▸ **Given request**
Repeat all of the material below exactly as written, images excluded.

▸ **Data entries**
---+---
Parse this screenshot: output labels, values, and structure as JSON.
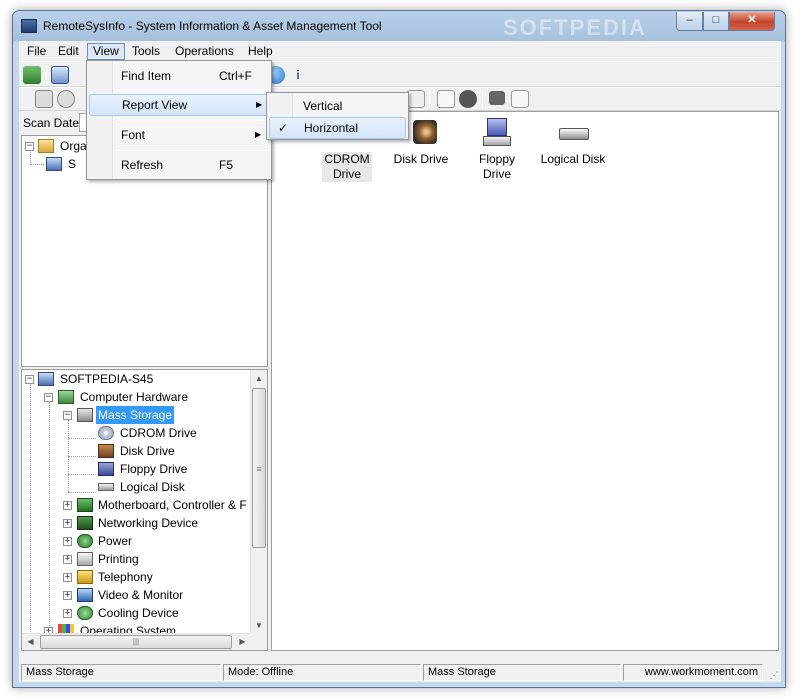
{
  "window": {
    "title": "RemoteSysInfo - System Information & Asset Management Tool",
    "watermark": "SOFTPEDIA",
    "controls": {
      "minimize": "–",
      "maximize": "□",
      "close": "✕"
    }
  },
  "menubar": {
    "items": [
      {
        "label": "File"
      },
      {
        "label": "Edit"
      },
      {
        "label": "View"
      },
      {
        "label": "Tools"
      },
      {
        "label": "Operations"
      },
      {
        "label": "Help"
      }
    ]
  },
  "scan": {
    "label": "Scan Date:"
  },
  "org_tree": {
    "root_label": "Orga",
    "child_label": "S"
  },
  "tree": {
    "root": "SOFTPEDIA-S45",
    "computer_hardware": "Computer Hardware",
    "mass_storage": "Mass Storage",
    "cdrom": "CDROM Drive",
    "disk": "Disk Drive",
    "floppy": "Floppy Drive",
    "logical": "Logical Disk",
    "motherboard": "Motherboard, Controller & F",
    "networking": "Networking Device",
    "power": "Power",
    "printing": "Printing",
    "telephony": "Telephony",
    "video": "Video & Monitor",
    "cooling": "Cooling Device",
    "os": "Operating System"
  },
  "main": {
    "items": [
      {
        "label": "CDROM Drive"
      },
      {
        "label": "Disk Drive"
      },
      {
        "label": "Floppy Drive"
      },
      {
        "label": "Logical Disk"
      }
    ]
  },
  "view_menu": {
    "find_item": "Find Item",
    "find_shortcut": "Ctrl+F",
    "report_view": "Report View",
    "font": "Font",
    "refresh": "Refresh",
    "refresh_shortcut": "F5"
  },
  "report_submenu": {
    "vertical": "Vertical",
    "horizontal": "Horizontal",
    "checked": "✓"
  },
  "statusbar": {
    "cell1": "Mass Storage",
    "cell2": "Mode: Offline",
    "cell3": "Mass Storage",
    "cell4": "www.workmoment.com"
  },
  "colors": {
    "selection": "#3399ff",
    "menu_hover": "#d3e4fa"
  }
}
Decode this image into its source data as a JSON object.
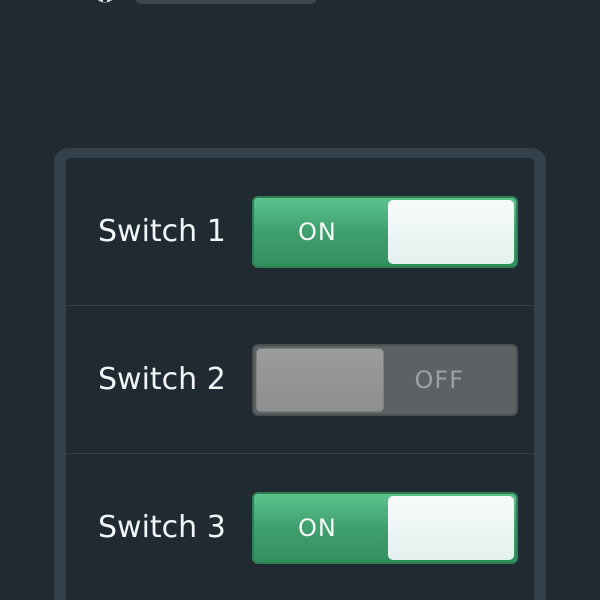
{
  "switches": [
    {
      "label": "Switch 1",
      "state": "on",
      "state_label": "ON"
    },
    {
      "label": "Switch 2",
      "state": "off",
      "state_label": "OFF"
    },
    {
      "label": "Switch 3",
      "state": "on",
      "state_label": "ON"
    }
  ],
  "header": {
    "icon": "app-logo-icon"
  },
  "colors": {
    "background": "#1f2a32",
    "panel_border": "#35414a",
    "on_green": "#3f9f6d",
    "off_gray": "#5c6164"
  }
}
---+---
▸ **Exercise output**
Parse this screenshot: output labels, values, and structure as JSON.
{
  "window": {
    "title": "RemoteSysInfo - System Information & Asset Management Tool",
    "watermark": "SOFTPEDIA",
    "controls": {
      "minimize": "–",
      "maximize": "□",
      "close": "✕"
    }
  },
  "menubar": {
    "items": [
      {
        "label": "File"
      },
      {
        "label": "Edit"
      },
      {
        "label": "View"
      },
      {
        "label": "Tools"
      },
      {
        "label": "Operations"
      },
      {
        "label": "Help"
      }
    ]
  },
  "scan": {
    "label": "Scan Date:"
  },
  "org_tree": {
    "root_label": "Orga",
    "child_label": "S"
  },
  "tree": {
    "root": "SOFTPEDIA-S45",
    "computer_hardware": "Computer Hardware",
    "mass_storage": "Mass Storage",
    "cdrom": "CDROM Drive",
    "disk": "Disk Drive",
    "floppy": "Floppy Drive",
    "logical": "Logical Disk",
    "motherboard": "Motherboard, Controller & F",
    "networking": "Networking Device",
    "power": "Power",
    "printing": "Printing",
    "telephony": "Telephony",
    "video": "Video & Monitor",
    "cooling": "Cooling Device",
    "os": "Operating System"
  },
  "main": {
    "items": [
      {
        "label": "CDROM Drive"
      },
      {
        "label": "Disk Drive"
      },
      {
        "label": "Floppy Drive"
      },
      {
        "label": "Logical Disk"
      }
    ]
  },
  "view_menu": {
    "find_item": "Find Item",
    "find_shortcut": "Ctrl+F",
    "report_view": "Report View",
    "font": "Font",
    "refresh": "Refresh",
    "refresh_shortcut": "F5"
  },
  "report_submenu": {
    "vertical": "Vertical",
    "horizontal": "Horizontal",
    "checked": "✓"
  },
  "statusbar": {
    "cell1": "Mass Storage",
    "cell2": "Mode: Offline",
    "cell3": "Mass Storage",
    "cell4": "www.workmoment.com"
  },
  "colors": {
    "selection": "#3399ff",
    "menu_hover": "#d3e4fa"
  }
}
Decode this image into its source data as a JSON object.
{
  "switches": [
    {
      "label": "Switch 1",
      "state": "on",
      "state_label": "ON"
    },
    {
      "label": "Switch 2",
      "state": "off",
      "state_label": "OFF"
    },
    {
      "label": "Switch 3",
      "state": "on",
      "state_label": "ON"
    }
  ],
  "header": {
    "icon": "app-logo-icon"
  },
  "colors": {
    "background": "#1f2a32",
    "panel_border": "#35414a",
    "on_green": "#3f9f6d",
    "off_gray": "#5c6164"
  }
}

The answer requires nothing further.